* YOUR OBJECTIVE
Scan the lines below for the word "here". Copy each line you find it in.

* GIVEN DATA

____________________

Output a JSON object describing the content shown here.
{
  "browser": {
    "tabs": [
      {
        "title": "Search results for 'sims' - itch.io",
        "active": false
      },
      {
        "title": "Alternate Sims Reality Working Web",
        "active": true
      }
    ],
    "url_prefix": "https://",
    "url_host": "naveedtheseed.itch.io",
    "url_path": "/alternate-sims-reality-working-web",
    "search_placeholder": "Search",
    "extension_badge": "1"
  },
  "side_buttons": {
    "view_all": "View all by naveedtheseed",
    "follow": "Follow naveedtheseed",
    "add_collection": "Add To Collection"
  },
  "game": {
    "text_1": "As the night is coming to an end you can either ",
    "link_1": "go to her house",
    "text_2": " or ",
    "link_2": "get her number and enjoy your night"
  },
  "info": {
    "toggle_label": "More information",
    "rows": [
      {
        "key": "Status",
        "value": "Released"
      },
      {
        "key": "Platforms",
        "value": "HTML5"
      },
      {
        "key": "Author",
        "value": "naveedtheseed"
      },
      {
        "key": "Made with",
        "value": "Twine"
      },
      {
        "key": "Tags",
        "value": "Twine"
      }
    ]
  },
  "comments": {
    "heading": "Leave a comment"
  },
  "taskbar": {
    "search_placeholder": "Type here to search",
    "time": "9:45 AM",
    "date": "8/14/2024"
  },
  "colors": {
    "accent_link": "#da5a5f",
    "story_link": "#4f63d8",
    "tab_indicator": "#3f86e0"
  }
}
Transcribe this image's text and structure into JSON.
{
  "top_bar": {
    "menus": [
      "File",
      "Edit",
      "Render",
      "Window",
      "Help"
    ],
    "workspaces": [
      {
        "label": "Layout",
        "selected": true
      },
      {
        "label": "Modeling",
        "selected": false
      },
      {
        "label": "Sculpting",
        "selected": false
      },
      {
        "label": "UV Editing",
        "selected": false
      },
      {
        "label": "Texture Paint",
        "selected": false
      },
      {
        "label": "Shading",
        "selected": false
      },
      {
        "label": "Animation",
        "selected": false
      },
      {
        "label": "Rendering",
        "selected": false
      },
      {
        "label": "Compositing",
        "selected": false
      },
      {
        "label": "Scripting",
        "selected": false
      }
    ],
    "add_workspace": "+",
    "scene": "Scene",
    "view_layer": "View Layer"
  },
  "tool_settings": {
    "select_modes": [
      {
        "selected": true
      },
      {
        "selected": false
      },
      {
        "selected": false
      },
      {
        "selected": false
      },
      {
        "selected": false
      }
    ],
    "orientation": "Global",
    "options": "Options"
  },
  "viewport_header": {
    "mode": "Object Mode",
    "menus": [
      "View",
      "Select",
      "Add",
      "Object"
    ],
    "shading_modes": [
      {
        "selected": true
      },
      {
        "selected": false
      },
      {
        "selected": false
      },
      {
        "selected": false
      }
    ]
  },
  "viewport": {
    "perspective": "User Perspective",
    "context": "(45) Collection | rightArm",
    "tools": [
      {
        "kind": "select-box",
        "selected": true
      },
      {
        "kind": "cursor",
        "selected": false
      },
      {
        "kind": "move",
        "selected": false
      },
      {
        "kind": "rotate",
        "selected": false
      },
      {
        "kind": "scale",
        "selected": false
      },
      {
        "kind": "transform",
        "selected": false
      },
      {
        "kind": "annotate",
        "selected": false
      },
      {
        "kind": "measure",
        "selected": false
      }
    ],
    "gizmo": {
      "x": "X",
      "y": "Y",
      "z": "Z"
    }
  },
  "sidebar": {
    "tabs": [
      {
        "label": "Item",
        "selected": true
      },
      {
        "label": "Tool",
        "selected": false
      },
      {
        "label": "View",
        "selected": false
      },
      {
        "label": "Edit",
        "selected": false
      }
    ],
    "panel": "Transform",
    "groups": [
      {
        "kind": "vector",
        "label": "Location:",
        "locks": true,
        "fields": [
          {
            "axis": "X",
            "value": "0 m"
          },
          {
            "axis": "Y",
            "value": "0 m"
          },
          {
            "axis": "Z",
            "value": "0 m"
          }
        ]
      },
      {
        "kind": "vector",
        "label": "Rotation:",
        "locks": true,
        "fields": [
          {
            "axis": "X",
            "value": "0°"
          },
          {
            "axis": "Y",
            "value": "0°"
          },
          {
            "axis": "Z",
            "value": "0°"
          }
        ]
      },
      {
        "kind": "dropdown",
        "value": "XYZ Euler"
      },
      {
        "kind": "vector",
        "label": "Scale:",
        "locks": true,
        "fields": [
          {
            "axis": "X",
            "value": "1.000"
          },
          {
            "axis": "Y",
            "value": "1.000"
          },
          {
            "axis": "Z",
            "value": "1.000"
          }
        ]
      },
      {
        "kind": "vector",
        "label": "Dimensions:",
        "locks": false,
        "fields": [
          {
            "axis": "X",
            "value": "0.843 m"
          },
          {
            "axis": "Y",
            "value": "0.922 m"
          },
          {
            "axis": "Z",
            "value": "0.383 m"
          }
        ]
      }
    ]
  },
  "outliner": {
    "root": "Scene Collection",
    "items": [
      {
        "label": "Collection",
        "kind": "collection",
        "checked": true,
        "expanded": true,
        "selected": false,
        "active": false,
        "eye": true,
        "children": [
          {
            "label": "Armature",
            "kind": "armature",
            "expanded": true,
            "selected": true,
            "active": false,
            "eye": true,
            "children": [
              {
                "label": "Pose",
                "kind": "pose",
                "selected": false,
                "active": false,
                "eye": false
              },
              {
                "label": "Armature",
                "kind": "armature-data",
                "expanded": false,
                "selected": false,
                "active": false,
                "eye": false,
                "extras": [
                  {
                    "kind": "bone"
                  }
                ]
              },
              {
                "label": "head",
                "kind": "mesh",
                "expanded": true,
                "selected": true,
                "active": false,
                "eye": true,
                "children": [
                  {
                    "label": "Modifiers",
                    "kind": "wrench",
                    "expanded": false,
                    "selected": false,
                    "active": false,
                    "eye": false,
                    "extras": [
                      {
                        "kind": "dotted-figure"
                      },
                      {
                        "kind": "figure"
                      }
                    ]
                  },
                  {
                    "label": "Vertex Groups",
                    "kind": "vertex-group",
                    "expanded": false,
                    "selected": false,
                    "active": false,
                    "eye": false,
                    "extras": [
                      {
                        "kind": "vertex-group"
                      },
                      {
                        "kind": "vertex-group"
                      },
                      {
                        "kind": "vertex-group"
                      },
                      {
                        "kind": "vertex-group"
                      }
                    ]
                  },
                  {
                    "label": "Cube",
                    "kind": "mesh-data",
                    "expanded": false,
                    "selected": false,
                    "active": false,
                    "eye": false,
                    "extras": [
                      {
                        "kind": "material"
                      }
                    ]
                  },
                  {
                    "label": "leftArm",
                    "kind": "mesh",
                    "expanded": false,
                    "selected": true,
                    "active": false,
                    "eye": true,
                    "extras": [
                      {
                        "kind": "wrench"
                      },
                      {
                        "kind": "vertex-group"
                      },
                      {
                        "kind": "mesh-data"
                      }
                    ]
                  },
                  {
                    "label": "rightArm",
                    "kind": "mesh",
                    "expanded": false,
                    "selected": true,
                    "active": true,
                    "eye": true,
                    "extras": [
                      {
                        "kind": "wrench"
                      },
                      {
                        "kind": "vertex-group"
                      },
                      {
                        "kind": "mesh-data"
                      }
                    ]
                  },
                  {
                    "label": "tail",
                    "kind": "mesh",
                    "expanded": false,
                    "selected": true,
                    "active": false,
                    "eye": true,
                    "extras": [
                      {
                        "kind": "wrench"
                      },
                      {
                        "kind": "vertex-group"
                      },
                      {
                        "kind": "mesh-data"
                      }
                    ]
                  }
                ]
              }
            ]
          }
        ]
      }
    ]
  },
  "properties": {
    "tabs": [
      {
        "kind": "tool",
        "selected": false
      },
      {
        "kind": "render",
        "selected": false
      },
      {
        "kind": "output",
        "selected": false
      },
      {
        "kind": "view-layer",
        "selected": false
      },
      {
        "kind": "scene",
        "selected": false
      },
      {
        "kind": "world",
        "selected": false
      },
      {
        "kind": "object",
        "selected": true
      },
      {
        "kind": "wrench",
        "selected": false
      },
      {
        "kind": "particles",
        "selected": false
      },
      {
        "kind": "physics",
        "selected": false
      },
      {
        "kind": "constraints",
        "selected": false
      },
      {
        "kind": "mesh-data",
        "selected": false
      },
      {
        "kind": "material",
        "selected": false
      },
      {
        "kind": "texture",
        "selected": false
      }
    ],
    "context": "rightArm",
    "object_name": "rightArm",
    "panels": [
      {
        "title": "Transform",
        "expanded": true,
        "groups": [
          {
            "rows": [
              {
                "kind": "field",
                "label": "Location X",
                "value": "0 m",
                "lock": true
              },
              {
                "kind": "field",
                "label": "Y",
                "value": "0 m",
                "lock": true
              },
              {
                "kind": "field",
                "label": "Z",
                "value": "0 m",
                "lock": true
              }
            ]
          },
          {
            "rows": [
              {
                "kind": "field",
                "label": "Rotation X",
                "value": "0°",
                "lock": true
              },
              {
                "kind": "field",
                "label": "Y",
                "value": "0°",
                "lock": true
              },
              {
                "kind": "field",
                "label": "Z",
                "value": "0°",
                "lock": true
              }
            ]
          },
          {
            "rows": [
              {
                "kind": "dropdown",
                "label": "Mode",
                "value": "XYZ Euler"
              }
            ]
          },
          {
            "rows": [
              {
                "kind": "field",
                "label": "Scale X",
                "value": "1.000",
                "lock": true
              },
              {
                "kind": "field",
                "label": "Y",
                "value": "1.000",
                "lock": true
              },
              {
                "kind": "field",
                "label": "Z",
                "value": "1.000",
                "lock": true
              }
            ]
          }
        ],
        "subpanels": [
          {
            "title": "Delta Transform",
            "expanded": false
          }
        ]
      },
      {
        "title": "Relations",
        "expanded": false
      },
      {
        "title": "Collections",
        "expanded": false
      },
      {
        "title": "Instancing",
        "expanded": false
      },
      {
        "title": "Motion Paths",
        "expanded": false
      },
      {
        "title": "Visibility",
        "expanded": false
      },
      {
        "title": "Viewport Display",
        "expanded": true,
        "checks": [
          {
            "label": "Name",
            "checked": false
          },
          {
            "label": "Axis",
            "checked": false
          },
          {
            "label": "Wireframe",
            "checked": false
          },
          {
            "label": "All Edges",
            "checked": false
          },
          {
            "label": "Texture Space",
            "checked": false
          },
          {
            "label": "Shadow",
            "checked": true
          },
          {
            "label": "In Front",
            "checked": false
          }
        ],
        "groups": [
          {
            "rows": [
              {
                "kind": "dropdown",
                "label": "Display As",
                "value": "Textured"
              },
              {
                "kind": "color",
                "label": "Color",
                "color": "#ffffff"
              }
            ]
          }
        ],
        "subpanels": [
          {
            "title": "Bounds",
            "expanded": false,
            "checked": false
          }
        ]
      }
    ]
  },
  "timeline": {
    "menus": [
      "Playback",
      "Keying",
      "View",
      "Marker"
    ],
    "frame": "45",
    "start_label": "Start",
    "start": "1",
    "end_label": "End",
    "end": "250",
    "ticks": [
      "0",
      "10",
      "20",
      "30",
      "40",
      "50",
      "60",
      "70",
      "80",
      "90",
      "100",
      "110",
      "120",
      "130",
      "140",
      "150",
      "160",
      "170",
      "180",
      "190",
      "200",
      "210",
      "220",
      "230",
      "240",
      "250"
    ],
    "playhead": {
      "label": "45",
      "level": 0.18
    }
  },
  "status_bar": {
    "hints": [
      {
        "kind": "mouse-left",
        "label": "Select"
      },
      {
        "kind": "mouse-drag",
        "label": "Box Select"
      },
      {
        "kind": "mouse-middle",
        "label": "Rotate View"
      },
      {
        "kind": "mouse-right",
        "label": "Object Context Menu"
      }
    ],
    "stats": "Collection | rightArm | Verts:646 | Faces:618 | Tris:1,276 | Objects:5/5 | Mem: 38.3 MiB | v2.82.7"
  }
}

____________________

* FINISHED TASK
Output a JSON object describing the content shown here.
    "search_placeholder": "Type here to search",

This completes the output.